# [Task description]
Give the number of lines in the listing that hold the word "subtitle". Write nothing but that number.

# [Data excerpts]
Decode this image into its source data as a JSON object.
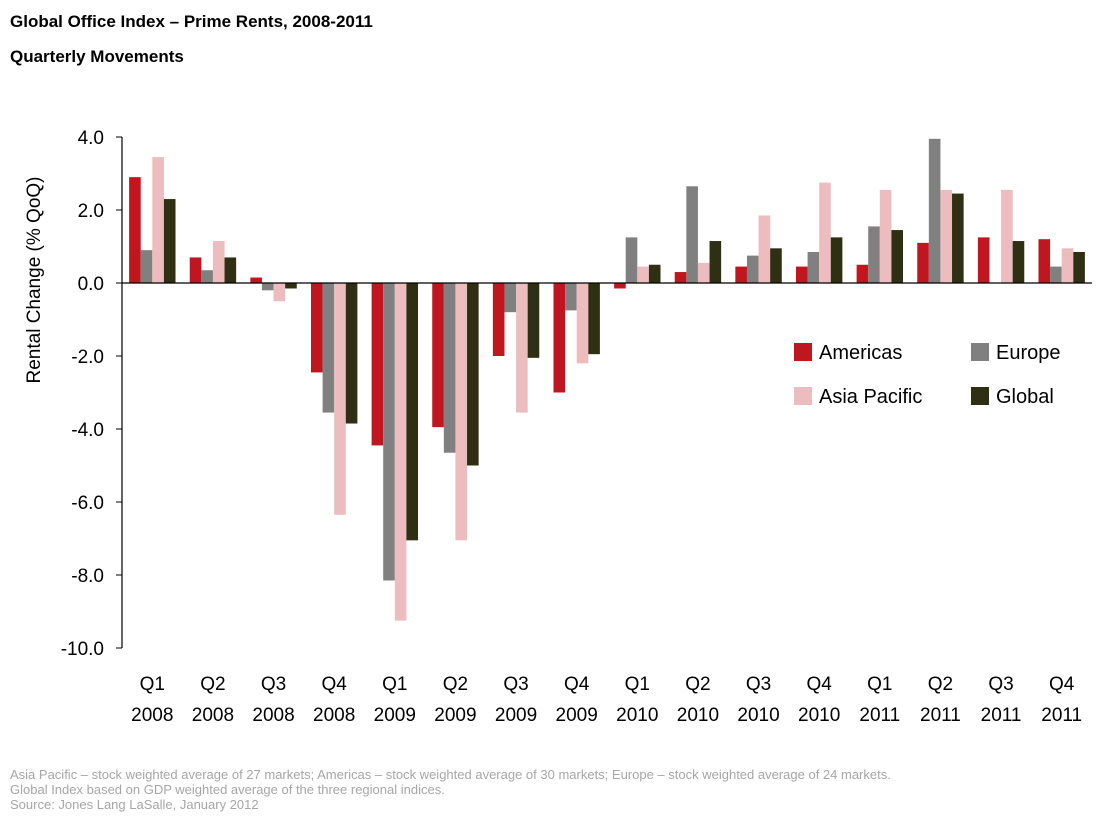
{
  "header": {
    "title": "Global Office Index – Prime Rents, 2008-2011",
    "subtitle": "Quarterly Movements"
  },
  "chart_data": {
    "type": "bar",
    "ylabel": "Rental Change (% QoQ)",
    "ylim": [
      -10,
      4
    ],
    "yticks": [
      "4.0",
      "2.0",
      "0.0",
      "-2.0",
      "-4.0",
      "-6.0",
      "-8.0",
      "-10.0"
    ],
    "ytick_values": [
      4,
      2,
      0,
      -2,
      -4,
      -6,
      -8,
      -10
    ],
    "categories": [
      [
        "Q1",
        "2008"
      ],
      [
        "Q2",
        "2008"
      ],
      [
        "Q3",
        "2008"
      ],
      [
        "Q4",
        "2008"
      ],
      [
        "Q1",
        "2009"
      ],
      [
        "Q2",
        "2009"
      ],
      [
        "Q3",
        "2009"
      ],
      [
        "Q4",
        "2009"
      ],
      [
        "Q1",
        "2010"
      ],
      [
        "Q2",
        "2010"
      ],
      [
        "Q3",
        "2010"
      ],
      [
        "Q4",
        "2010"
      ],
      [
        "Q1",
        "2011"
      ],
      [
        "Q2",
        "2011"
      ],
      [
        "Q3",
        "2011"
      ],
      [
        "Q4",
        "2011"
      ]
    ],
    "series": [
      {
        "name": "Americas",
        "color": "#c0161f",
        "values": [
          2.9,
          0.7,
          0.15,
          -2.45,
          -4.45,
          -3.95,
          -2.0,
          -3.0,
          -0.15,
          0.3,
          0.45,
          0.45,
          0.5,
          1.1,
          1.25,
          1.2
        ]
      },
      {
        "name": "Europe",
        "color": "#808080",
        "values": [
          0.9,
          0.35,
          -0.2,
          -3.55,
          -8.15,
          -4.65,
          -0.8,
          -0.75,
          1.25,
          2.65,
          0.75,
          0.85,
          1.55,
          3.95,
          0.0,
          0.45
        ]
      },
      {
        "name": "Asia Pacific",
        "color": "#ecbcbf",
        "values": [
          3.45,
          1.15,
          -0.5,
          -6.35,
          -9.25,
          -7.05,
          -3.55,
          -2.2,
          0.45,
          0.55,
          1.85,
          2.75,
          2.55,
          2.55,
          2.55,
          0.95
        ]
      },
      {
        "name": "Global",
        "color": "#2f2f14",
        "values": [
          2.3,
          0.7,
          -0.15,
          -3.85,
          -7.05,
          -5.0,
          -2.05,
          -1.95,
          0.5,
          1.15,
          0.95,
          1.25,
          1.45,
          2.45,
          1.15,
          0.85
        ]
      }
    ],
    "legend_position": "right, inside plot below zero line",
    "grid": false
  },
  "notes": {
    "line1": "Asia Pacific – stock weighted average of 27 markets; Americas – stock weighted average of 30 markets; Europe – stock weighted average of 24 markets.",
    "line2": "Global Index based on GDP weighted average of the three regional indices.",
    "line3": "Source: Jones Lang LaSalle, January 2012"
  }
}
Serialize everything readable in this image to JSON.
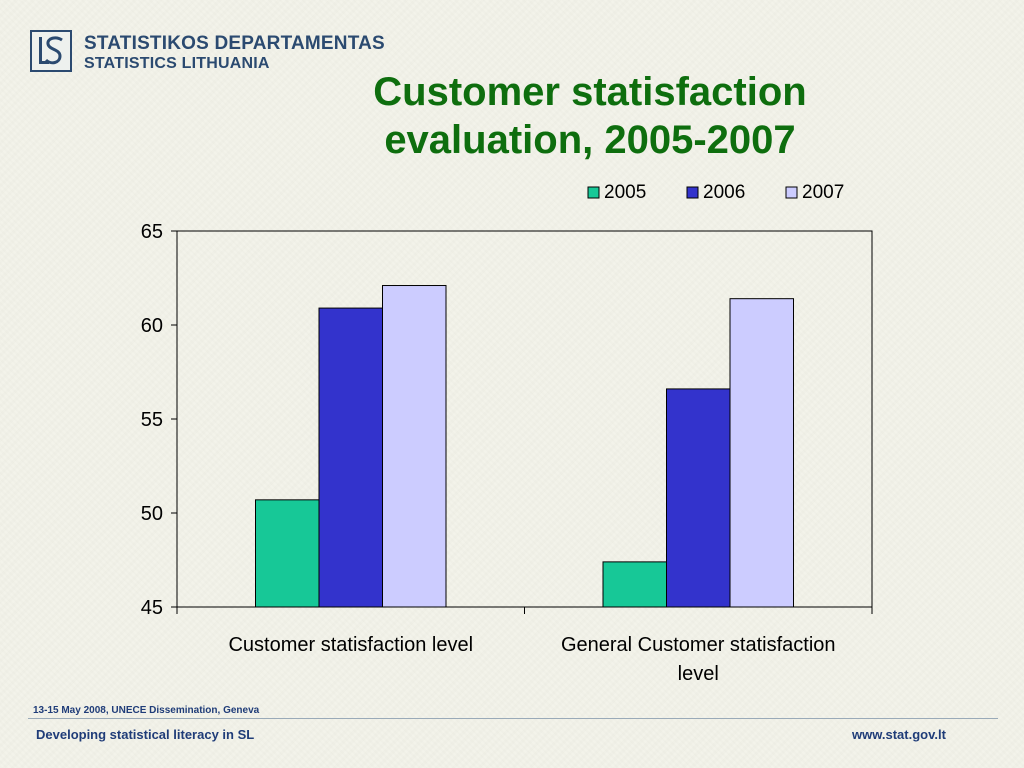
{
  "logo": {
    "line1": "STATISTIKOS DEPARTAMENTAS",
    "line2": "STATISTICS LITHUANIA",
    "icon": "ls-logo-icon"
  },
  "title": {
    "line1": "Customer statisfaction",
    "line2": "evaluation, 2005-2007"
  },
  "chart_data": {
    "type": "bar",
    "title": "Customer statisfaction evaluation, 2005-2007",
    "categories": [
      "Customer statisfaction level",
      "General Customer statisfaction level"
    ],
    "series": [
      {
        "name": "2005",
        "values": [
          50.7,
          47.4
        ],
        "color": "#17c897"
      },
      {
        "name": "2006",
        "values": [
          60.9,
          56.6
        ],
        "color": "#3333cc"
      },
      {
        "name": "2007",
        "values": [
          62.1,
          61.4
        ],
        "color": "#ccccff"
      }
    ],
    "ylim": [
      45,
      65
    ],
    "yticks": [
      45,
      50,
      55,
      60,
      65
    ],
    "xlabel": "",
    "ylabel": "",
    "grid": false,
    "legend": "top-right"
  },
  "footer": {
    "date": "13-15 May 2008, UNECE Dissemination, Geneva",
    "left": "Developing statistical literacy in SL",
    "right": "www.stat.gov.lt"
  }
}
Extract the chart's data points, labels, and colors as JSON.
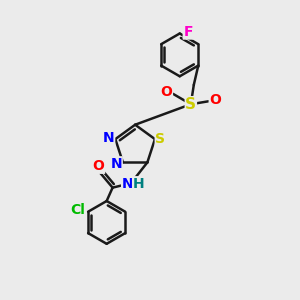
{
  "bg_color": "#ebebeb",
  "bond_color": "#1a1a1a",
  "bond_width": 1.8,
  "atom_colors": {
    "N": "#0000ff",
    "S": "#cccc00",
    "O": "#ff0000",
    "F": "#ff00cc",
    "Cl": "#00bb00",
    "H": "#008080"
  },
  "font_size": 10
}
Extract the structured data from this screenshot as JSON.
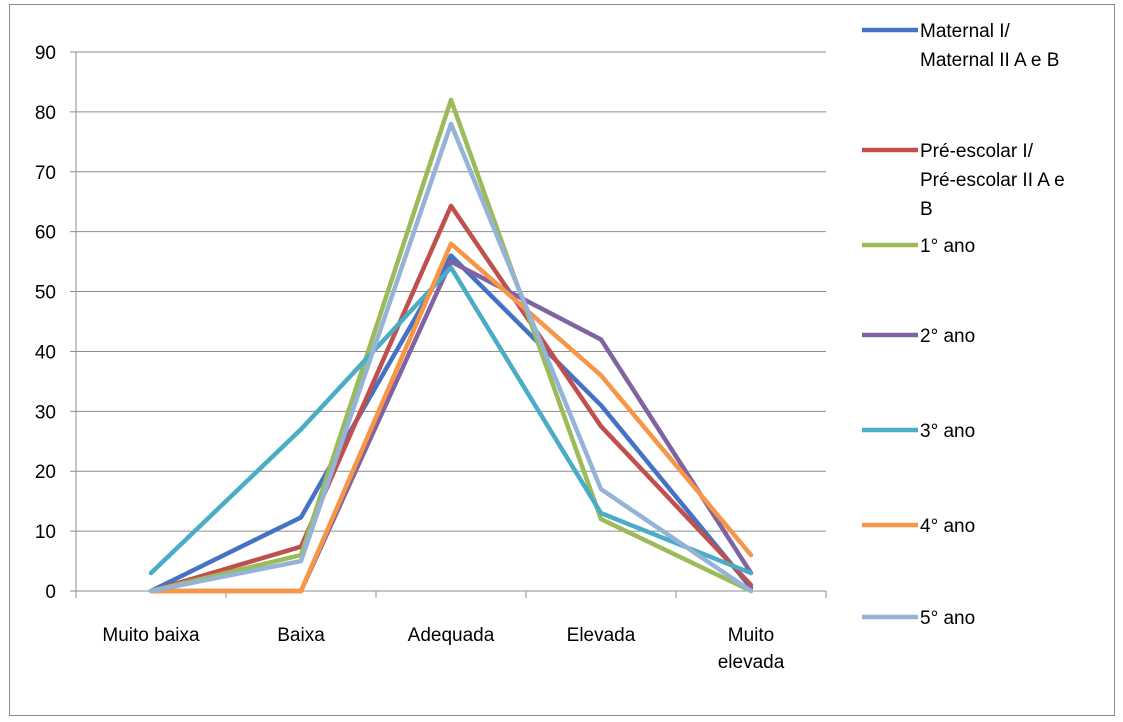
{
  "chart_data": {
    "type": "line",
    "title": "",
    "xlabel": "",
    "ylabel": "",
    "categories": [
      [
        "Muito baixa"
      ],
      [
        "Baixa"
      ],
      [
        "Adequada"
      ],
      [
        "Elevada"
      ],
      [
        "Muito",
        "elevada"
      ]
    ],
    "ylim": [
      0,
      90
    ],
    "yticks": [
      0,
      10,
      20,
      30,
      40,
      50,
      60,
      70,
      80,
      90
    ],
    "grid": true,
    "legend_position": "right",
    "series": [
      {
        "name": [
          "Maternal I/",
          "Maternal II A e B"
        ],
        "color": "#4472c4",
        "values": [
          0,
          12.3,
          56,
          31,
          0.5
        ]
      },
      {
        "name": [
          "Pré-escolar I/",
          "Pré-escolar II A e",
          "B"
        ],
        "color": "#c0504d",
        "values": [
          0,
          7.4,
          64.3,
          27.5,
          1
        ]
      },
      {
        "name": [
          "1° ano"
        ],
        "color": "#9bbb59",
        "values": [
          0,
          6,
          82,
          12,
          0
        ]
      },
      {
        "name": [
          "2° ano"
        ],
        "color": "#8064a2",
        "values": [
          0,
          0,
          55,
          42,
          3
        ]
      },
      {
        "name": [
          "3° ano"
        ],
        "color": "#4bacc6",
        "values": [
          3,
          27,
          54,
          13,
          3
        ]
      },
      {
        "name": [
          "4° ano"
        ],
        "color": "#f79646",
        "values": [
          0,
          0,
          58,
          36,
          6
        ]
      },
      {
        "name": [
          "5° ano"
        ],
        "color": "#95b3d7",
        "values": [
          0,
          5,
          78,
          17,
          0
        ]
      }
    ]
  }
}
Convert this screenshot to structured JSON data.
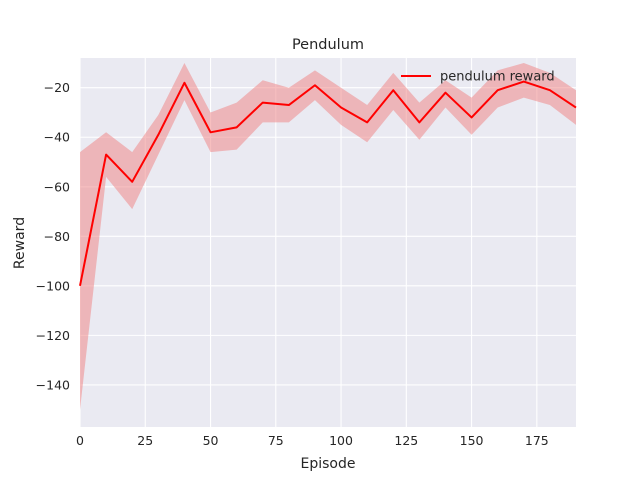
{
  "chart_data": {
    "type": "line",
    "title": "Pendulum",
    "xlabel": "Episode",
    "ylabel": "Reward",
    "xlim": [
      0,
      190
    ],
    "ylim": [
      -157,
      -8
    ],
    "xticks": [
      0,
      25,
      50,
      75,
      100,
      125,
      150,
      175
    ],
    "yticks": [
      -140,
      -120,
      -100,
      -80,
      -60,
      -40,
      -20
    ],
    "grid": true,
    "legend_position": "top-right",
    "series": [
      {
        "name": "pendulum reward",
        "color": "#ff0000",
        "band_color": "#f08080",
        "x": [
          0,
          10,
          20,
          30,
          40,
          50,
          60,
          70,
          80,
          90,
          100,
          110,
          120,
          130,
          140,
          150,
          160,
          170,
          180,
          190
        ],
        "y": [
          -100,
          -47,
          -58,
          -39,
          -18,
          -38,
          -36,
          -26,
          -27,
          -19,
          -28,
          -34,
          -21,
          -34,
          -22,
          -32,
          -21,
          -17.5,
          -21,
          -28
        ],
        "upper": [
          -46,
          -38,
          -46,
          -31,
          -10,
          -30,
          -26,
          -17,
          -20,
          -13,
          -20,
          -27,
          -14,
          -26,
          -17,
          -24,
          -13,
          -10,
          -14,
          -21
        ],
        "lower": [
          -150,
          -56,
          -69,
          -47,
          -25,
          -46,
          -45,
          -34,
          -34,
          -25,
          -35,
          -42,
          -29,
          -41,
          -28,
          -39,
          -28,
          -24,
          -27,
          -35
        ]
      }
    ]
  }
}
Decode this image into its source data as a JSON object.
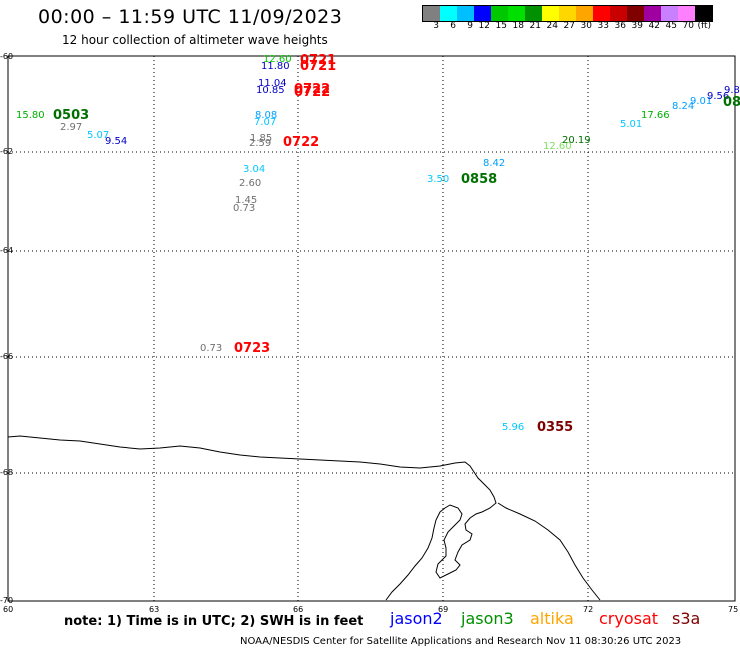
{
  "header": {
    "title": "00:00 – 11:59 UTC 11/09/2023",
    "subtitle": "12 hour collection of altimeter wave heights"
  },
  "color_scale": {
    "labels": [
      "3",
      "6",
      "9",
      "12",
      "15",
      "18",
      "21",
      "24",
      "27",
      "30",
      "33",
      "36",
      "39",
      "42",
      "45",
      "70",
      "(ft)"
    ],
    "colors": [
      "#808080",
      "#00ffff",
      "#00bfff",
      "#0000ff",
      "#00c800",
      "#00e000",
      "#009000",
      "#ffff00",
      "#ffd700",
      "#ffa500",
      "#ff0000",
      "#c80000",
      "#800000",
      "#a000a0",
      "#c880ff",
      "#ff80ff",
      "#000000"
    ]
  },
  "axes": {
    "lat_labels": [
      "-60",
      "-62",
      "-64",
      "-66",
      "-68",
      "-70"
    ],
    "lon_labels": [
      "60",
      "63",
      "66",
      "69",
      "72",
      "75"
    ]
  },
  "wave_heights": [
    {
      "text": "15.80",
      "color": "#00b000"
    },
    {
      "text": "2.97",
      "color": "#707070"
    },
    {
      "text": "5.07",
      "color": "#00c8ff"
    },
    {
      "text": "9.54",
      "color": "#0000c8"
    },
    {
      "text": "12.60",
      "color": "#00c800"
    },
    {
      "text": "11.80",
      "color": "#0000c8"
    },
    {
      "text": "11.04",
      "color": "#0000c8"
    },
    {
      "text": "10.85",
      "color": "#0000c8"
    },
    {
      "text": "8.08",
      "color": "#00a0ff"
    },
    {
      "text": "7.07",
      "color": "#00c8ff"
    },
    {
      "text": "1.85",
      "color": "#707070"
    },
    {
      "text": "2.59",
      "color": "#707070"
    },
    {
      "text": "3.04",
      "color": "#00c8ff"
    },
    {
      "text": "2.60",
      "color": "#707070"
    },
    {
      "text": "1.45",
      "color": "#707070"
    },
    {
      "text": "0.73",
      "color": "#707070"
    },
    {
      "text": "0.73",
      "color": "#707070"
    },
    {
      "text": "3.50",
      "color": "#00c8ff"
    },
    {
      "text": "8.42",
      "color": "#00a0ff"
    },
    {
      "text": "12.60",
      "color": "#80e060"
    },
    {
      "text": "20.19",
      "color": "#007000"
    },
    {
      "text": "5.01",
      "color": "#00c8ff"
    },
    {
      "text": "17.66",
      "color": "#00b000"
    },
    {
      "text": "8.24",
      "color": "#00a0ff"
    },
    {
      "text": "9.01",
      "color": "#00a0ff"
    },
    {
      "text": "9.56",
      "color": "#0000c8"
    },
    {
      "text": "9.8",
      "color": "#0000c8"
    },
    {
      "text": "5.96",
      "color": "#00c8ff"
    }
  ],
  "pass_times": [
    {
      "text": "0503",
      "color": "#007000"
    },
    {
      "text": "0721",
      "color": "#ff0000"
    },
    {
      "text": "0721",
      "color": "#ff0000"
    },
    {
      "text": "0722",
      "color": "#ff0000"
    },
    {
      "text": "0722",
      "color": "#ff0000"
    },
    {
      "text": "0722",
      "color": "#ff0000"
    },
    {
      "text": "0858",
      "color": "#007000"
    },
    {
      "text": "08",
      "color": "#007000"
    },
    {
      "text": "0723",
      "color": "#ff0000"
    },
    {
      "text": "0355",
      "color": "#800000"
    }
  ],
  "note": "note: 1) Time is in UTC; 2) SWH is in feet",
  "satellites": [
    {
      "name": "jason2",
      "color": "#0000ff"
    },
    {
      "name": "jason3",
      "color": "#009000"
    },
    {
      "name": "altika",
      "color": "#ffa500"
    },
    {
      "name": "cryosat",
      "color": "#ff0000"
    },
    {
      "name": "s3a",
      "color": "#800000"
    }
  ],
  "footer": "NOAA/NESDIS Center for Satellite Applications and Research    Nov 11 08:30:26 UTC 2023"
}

# [Task response]
2